Records from a dataset

----------

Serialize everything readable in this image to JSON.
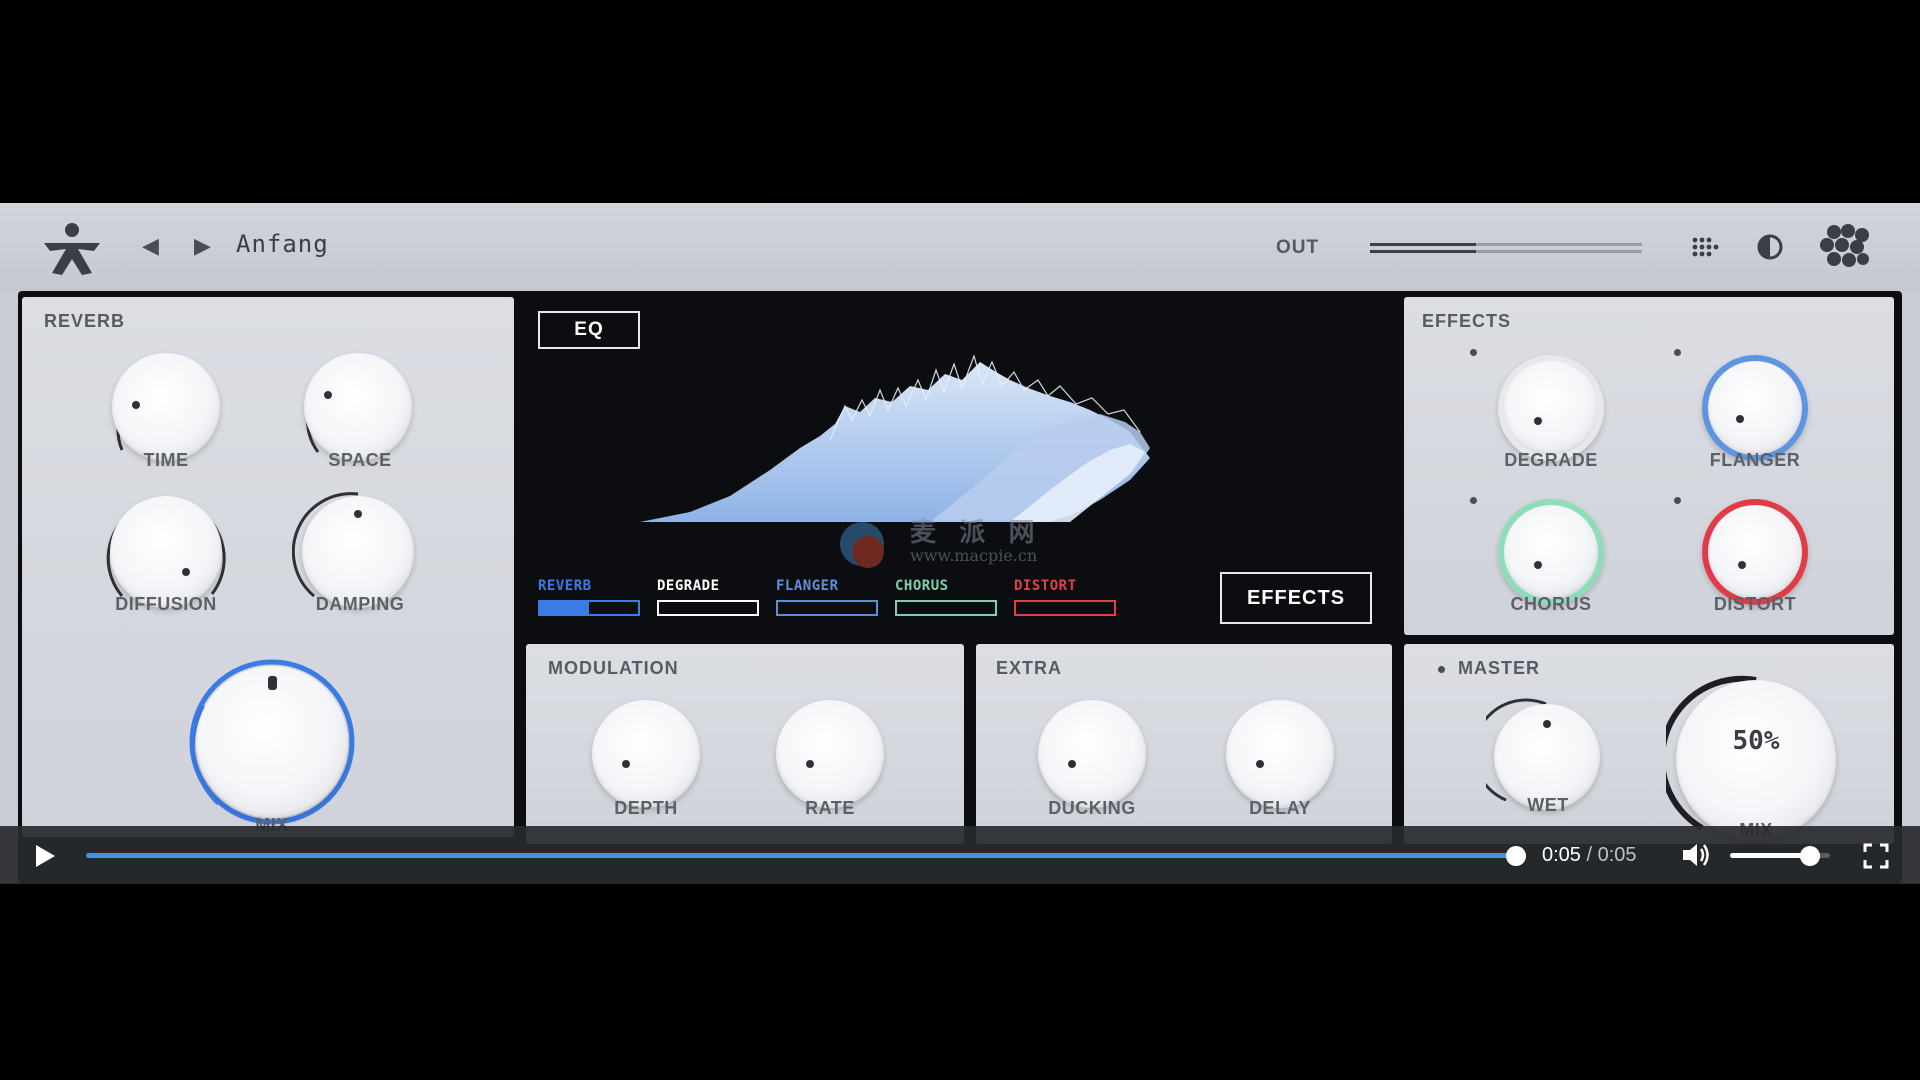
{
  "topbar": {
    "preset_name": "Anfang",
    "prev_icon": "triangle-left-icon",
    "next_icon": "triangle-right-icon",
    "out_label": "OUT",
    "out_level": 0.39,
    "icons": [
      "grid-dots-icon",
      "contrast-icon",
      "flower-logo-icon"
    ]
  },
  "reverb": {
    "title": "REVERB",
    "knobs": [
      "TIME",
      "SPACE",
      "DIFFUSION",
      "DAMPING"
    ],
    "mix_label": "MIX"
  },
  "center": {
    "eq_label": "EQ",
    "effects_label": "EFFECTS",
    "tabs": [
      {
        "label": "REVERB",
        "color": "#3b7be6",
        "fill": 0.5
      },
      {
        "label": "DEGRADE",
        "color": "#ffffff",
        "fill": 0
      },
      {
        "label": "FLANGER",
        "color": "#5f8fd6",
        "fill": 0
      },
      {
        "label": "CHORUS",
        "color": "#7fcfa8",
        "fill": 0
      },
      {
        "label": "DISTORT",
        "color": "#e0404a",
        "fill": 0
      }
    ],
    "watermark": "麦 派 网",
    "watermark_url": "www.macpie.cn"
  },
  "effects": {
    "title": "EFFECTS",
    "knobs": [
      {
        "label": "DEGRADE",
        "ring": "#d6d8de"
      },
      {
        "label": "FLANGER",
        "ring": "#5f95e0"
      },
      {
        "label": "CHORUS",
        "ring": "#8fdcb9"
      },
      {
        "label": "DISTORT",
        "ring": "#e03c47"
      }
    ]
  },
  "modulation": {
    "title": "MODULATION",
    "knobs": [
      "DEPTH",
      "RATE"
    ]
  },
  "extra": {
    "title": "EXTRA",
    "knobs": [
      "DUCKING",
      "DELAY"
    ]
  },
  "master": {
    "title": "MASTER",
    "wet_label": "WET",
    "mix_value": "50%",
    "mix_label": "MIX"
  },
  "player": {
    "current_time": "0:05",
    "separator": " / ",
    "duration": "0:05",
    "progress": 1.0,
    "volume": 0.8,
    "accent": "#4a90e2"
  }
}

----------

- **YOUR GOAL**
Omit every picture, and otherwise quote the entries exactly.

- **FULL SOLUTION**
Serialize everything readable in this image to JSON.
{
  "topbar": {
    "preset_name": "Anfang",
    "prev_icon": "triangle-left-icon",
    "next_icon": "triangle-right-icon",
    "out_label": "OUT",
    "out_level": 0.39,
    "icons": [
      "grid-dots-icon",
      "contrast-icon",
      "flower-logo-icon"
    ]
  },
  "reverb": {
    "title": "REVERB",
    "knobs": [
      "TIME",
      "SPACE",
      "DIFFUSION",
      "DAMPING"
    ],
    "mix_label": "MIX"
  },
  "center": {
    "eq_label": "EQ",
    "effects_label": "EFFECTS",
    "tabs": [
      {
        "label": "REVERB",
        "color": "#3b7be6",
        "fill": 0.5
      },
      {
        "label": "DEGRADE",
        "color": "#ffffff",
        "fill": 0
      },
      {
        "label": "FLANGER",
        "color": "#5f8fd6",
        "fill": 0
      },
      {
        "label": "CHORUS",
        "color": "#7fcfa8",
        "fill": 0
      },
      {
        "label": "DISTORT",
        "color": "#e0404a",
        "fill": 0
      }
    ],
    "watermark": "麦 派 网",
    "watermark_url": "www.macpie.cn"
  },
  "effects": {
    "title": "EFFECTS",
    "knobs": [
      {
        "label": "DEGRADE",
        "ring": "#d6d8de"
      },
      {
        "label": "FLANGER",
        "ring": "#5f95e0"
      },
      {
        "label": "CHORUS",
        "ring": "#8fdcb9"
      },
      {
        "label": "DISTORT",
        "ring": "#e03c47"
      }
    ]
  },
  "modulation": {
    "title": "MODULATION",
    "knobs": [
      "DEPTH",
      "RATE"
    ]
  },
  "extra": {
    "title": "EXTRA",
    "knobs": [
      "DUCKING",
      "DELAY"
    ]
  },
  "master": {
    "title": "MASTER",
    "wet_label": "WET",
    "mix_value": "50%",
    "mix_label": "MIX"
  },
  "player": {
    "current_time": "0:05",
    "separator": " / ",
    "duration": "0:05",
    "progress": 1.0,
    "volume": 0.8,
    "accent": "#4a90e2"
  }
}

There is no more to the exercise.